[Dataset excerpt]
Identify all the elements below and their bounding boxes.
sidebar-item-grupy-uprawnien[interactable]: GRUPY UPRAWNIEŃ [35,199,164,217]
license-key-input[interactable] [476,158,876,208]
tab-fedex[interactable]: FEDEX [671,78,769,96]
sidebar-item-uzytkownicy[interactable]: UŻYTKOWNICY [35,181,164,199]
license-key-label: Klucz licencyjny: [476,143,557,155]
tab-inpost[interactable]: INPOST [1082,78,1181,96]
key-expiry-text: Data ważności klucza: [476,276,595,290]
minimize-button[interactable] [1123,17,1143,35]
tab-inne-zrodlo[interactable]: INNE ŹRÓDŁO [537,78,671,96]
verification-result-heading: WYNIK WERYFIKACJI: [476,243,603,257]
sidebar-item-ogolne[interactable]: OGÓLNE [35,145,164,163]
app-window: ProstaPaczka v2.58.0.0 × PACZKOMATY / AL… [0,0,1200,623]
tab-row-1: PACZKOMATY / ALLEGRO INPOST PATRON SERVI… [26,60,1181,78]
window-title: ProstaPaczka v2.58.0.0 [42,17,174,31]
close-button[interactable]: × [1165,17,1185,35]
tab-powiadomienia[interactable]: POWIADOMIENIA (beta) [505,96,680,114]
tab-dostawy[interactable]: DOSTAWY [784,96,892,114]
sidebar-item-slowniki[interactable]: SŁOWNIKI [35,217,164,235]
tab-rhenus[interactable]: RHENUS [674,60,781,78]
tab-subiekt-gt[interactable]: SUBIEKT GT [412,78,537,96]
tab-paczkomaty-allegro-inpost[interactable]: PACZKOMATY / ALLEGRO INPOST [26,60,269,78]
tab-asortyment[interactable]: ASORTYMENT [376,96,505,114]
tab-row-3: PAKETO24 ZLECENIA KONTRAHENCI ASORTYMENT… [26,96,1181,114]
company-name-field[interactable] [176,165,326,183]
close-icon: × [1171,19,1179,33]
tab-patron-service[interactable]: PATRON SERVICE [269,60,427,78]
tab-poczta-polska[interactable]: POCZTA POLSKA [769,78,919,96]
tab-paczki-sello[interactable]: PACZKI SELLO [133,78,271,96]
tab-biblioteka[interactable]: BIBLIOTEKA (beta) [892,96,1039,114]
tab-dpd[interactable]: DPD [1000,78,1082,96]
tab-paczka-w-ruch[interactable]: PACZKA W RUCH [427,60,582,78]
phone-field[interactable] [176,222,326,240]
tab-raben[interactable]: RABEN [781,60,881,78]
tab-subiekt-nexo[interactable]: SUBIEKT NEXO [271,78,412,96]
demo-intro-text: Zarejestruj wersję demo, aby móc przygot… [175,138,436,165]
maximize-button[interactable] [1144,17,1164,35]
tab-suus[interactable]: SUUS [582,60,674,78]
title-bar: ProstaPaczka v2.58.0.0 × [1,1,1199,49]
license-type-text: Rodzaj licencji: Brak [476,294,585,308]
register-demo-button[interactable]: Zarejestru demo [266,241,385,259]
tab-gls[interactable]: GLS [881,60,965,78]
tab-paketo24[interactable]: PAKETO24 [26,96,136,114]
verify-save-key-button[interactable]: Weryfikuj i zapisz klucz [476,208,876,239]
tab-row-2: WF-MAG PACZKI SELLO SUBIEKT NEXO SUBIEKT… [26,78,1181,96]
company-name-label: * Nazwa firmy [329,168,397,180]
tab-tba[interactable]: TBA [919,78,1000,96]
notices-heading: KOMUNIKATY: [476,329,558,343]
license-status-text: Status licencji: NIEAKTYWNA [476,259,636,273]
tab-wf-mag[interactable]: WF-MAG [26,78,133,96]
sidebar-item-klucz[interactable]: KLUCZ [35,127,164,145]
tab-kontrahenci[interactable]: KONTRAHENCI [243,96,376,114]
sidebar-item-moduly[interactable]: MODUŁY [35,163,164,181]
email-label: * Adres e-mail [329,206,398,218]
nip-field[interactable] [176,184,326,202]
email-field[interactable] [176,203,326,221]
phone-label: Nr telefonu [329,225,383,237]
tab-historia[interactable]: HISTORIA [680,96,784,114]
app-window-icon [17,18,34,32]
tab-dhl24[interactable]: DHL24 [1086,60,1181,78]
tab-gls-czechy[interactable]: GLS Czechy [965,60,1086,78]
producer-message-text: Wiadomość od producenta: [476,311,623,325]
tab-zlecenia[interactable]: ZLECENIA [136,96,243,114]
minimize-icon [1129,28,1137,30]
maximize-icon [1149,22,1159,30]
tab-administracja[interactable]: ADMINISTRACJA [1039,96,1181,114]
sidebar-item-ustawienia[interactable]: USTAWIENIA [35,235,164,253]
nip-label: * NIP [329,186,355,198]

GIVEN REQUEST: Rewrite the rows from the start of the rows through the line containing "close-button[interactable]: × [1165,17,1185,35]", replacing "minimize-button" with "hide-button" and keeping everything else the same.

TASK RESULT:
Identify all the elements below and their bounding boxes.
sidebar-item-grupy-uprawnien[interactable]: GRUPY UPRAWNIEŃ [35,199,164,217]
license-key-input[interactable] [476,158,876,208]
tab-fedex[interactable]: FEDEX [671,78,769,96]
sidebar-item-uzytkownicy[interactable]: UŻYTKOWNICY [35,181,164,199]
license-key-label: Klucz licencyjny: [476,143,557,155]
tab-inpost[interactable]: INPOST [1082,78,1181,96]
key-expiry-text: Data ważności klucza: [476,276,595,290]
hide-button[interactable] [1123,17,1143,35]
tab-inne-zrodlo[interactable]: INNE ŹRÓDŁO [537,78,671,96]
verification-result-heading: WYNIK WERYFIKACJI: [476,243,603,257]
sidebar-item-ogolne[interactable]: OGÓLNE [35,145,164,163]
app-window: ProstaPaczka v2.58.0.0 × PACZKOMATY / AL… [0,0,1200,623]
tab-row-1: PACZKOMATY / ALLEGRO INPOST PATRON SERVI… [26,60,1181,78]
window-title: ProstaPaczka v2.58.0.0 [42,17,174,31]
close-button[interactable]: × [1165,17,1185,35]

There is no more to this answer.